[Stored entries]
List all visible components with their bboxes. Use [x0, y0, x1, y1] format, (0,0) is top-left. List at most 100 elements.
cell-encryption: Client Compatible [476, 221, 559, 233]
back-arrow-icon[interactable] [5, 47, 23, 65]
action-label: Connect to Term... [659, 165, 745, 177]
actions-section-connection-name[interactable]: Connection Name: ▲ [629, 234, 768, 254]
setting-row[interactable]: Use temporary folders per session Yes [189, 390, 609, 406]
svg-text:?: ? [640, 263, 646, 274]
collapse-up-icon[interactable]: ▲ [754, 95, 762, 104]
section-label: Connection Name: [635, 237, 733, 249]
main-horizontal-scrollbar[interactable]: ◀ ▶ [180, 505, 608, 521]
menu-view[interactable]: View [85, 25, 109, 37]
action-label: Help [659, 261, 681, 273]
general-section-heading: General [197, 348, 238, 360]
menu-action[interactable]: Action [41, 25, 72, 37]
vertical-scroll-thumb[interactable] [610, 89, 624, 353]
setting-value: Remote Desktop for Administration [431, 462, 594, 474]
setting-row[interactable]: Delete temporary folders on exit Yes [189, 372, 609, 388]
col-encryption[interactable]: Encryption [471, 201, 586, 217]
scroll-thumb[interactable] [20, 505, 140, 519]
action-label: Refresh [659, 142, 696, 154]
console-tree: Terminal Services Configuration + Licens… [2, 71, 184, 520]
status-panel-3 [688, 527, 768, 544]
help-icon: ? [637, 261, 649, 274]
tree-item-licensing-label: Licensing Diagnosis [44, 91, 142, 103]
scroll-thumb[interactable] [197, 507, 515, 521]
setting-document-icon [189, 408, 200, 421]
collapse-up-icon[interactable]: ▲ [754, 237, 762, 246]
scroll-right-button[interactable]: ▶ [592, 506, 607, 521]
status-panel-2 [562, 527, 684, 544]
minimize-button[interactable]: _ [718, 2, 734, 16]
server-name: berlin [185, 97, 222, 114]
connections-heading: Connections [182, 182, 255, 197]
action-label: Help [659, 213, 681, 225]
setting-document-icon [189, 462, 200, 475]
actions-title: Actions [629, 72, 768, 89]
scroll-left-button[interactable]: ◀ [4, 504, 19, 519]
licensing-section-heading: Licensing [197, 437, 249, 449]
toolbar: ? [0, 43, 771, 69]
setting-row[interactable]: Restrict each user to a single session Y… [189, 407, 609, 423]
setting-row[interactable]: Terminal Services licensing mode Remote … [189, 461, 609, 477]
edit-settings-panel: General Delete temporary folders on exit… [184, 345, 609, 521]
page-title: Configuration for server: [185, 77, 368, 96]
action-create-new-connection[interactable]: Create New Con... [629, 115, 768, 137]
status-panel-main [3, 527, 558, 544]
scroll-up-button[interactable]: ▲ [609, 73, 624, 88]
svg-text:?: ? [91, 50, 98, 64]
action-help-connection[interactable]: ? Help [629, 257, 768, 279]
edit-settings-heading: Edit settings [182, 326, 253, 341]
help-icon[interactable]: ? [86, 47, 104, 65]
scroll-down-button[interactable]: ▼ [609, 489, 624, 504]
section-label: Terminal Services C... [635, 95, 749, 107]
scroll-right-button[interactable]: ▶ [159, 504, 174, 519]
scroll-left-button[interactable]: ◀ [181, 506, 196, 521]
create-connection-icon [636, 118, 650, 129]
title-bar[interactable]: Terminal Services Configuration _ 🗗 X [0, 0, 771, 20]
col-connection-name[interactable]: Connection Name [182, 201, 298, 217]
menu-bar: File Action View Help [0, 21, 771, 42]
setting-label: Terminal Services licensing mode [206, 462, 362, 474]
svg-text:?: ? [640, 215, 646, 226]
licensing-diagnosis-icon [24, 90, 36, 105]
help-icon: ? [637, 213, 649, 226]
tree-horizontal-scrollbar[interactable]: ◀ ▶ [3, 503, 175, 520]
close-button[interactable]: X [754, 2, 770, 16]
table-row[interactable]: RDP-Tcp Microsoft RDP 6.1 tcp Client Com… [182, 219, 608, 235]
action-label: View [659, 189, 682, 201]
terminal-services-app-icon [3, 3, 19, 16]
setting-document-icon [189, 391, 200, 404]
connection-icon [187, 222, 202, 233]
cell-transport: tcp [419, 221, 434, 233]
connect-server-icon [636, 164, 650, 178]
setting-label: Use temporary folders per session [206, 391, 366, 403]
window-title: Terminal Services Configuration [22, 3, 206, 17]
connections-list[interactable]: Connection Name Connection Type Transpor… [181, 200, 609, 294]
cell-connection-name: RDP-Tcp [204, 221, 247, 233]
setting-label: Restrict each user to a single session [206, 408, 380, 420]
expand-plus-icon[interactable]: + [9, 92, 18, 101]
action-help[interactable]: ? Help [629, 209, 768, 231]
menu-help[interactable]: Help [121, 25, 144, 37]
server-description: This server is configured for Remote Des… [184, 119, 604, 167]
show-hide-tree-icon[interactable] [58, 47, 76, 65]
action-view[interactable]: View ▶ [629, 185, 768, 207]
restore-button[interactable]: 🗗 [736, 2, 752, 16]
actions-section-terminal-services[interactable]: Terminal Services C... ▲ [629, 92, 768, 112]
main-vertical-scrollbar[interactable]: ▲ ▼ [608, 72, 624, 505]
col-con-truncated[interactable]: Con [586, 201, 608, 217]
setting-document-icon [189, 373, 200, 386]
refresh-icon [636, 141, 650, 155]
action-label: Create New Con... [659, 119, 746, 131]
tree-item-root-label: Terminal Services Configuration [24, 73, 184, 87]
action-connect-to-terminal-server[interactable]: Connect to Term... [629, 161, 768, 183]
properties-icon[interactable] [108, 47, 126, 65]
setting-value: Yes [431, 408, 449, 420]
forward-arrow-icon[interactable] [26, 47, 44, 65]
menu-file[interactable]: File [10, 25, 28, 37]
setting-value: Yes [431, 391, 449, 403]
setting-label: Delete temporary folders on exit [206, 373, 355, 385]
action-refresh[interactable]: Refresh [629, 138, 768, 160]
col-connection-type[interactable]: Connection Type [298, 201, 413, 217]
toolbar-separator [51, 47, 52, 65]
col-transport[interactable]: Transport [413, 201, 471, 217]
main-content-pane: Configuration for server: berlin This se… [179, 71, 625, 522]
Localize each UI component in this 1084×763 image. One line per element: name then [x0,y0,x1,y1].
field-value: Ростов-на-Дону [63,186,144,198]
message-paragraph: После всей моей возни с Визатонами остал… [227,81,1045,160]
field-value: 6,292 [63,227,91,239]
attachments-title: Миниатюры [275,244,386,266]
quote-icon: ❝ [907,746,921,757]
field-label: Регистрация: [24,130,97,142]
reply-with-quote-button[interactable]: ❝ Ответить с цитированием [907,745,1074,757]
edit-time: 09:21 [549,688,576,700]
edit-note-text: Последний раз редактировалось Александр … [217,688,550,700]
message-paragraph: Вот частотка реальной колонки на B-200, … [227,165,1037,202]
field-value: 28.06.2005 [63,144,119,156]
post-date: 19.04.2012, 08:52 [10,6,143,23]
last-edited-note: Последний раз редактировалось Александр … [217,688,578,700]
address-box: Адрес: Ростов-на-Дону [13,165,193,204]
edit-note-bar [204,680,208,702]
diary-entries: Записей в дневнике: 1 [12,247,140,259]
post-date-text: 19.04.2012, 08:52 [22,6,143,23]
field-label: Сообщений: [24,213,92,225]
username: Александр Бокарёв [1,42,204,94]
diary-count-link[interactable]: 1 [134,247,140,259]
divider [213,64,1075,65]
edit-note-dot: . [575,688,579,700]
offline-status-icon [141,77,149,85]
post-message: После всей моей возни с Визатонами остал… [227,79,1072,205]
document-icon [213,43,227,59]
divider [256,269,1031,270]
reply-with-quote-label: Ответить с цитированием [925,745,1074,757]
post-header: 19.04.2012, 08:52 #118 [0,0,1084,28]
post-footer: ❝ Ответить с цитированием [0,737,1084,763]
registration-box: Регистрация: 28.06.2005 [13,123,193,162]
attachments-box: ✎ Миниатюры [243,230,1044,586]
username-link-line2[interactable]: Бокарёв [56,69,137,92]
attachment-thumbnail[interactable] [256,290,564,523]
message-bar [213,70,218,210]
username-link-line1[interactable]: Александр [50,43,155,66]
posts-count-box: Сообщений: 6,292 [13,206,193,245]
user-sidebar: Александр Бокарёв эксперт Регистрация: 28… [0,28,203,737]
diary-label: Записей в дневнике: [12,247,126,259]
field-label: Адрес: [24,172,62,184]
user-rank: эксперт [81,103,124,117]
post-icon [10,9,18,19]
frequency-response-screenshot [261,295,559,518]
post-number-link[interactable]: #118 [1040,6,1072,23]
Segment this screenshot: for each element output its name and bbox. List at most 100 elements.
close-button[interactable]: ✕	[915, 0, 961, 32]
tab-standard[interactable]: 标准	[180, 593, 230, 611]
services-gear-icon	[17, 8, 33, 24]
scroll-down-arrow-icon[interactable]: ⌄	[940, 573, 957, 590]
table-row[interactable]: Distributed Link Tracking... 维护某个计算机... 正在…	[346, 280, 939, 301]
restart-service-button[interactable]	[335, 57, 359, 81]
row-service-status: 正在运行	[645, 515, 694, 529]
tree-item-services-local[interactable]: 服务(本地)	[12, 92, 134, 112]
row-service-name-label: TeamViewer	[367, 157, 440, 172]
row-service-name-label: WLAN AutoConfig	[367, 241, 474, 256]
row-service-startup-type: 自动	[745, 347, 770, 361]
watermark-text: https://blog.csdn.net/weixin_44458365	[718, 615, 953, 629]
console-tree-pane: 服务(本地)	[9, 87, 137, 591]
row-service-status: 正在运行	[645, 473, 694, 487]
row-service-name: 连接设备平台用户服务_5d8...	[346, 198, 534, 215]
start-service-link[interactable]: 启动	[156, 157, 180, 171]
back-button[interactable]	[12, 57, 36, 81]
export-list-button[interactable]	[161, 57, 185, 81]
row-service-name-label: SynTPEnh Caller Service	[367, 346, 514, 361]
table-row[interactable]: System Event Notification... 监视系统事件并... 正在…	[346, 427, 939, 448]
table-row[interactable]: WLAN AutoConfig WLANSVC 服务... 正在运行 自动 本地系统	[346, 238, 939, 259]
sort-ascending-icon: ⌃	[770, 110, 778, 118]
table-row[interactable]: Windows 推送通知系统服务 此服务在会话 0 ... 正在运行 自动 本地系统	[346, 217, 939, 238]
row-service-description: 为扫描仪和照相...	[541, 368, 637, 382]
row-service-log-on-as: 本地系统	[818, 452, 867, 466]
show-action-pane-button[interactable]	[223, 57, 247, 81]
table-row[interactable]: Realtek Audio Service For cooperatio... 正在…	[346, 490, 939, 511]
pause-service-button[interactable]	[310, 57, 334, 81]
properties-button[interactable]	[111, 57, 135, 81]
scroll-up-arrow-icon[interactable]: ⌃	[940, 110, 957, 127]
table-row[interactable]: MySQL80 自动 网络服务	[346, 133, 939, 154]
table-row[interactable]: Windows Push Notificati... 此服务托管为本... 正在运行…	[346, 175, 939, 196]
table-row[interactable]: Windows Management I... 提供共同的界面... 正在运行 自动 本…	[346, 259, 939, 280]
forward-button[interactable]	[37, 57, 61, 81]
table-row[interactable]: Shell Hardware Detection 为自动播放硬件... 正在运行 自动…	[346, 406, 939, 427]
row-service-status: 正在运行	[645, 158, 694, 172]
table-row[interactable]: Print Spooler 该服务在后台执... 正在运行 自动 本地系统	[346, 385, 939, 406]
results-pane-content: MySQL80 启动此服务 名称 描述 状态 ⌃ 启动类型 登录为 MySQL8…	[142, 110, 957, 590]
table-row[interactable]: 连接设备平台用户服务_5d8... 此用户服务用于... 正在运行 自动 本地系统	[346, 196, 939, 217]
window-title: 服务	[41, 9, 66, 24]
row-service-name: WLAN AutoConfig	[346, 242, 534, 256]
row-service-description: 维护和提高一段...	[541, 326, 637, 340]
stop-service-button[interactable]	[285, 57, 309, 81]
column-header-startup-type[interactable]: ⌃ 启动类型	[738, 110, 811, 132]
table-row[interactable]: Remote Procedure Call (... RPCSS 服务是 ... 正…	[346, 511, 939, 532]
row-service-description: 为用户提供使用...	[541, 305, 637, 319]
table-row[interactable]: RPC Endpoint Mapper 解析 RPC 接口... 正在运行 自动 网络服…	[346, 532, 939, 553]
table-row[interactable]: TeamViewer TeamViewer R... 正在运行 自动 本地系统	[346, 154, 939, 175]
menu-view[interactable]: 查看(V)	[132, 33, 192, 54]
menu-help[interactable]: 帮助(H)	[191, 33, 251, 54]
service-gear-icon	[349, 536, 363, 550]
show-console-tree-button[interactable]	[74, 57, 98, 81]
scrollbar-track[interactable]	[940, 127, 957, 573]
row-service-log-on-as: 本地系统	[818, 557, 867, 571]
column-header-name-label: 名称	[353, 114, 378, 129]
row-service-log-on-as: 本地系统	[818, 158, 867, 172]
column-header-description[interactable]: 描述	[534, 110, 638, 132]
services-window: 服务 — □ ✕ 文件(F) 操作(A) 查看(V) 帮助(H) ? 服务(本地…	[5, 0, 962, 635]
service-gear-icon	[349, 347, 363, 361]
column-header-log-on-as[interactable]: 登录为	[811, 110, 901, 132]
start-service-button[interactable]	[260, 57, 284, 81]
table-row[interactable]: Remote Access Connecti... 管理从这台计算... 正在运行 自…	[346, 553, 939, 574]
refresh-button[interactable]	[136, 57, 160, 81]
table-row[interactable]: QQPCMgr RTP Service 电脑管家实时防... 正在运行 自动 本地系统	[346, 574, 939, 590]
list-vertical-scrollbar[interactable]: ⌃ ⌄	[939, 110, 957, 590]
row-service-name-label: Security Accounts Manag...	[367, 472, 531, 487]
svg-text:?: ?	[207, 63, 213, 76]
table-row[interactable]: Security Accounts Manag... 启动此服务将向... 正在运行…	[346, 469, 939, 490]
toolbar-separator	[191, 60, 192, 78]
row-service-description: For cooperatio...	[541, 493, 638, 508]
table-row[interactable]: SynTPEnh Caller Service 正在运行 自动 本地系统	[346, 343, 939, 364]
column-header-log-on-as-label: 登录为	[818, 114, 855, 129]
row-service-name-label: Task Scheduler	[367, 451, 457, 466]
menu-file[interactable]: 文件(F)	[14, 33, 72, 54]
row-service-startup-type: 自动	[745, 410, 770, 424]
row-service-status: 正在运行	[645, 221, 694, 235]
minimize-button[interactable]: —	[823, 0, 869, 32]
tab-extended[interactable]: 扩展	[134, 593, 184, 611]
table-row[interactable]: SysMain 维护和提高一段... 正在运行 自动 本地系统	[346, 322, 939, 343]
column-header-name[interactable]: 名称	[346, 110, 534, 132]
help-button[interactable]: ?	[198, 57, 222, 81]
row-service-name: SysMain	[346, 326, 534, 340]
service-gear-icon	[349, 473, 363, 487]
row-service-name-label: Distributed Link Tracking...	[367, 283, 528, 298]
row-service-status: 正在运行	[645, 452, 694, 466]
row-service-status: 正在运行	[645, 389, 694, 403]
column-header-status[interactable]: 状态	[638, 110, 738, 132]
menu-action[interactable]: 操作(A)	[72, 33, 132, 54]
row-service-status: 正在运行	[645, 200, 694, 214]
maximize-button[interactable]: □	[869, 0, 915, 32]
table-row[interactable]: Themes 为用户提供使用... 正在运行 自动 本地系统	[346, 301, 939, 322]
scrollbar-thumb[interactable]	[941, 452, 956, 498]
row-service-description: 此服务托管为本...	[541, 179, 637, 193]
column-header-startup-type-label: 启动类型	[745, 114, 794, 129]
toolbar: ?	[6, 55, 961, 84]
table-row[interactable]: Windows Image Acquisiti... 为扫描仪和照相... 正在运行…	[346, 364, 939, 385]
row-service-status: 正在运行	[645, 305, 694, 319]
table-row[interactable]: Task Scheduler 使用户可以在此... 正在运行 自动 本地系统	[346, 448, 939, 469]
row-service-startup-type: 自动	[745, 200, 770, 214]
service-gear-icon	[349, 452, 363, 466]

What is needed: Output the lines unchanged, beginning with the first line and ending after the line containing "menu-action[interactable]: Action [41, 25, 72, 37]".

Result:
List all visible components with their bboxes. Use [x0, y0, x1, y1] format, (0,0) is top-left. List at most 100 elements.
cell-encryption: Client Compatible [476, 221, 559, 233]
back-arrow-icon[interactable] [5, 47, 23, 65]
action-label: Connect to Term... [659, 165, 745, 177]
actions-section-connection-name[interactable]: Connection Name: ▲ [629, 234, 768, 254]
setting-row[interactable]: Use temporary folders per session Yes [189, 390, 609, 406]
svg-text:?: ? [640, 263, 646, 274]
collapse-up-icon[interactable]: ▲ [754, 95, 762, 104]
section-label: Connection Name: [635, 237, 733, 249]
main-horizontal-scrollbar[interactable]: ◀ ▶ [180, 505, 608, 521]
menu-view[interactable]: View [85, 25, 109, 37]
action-label: Help [659, 261, 681, 273]
general-section-heading: General [197, 348, 238, 360]
menu-action[interactable]: Action [41, 25, 72, 37]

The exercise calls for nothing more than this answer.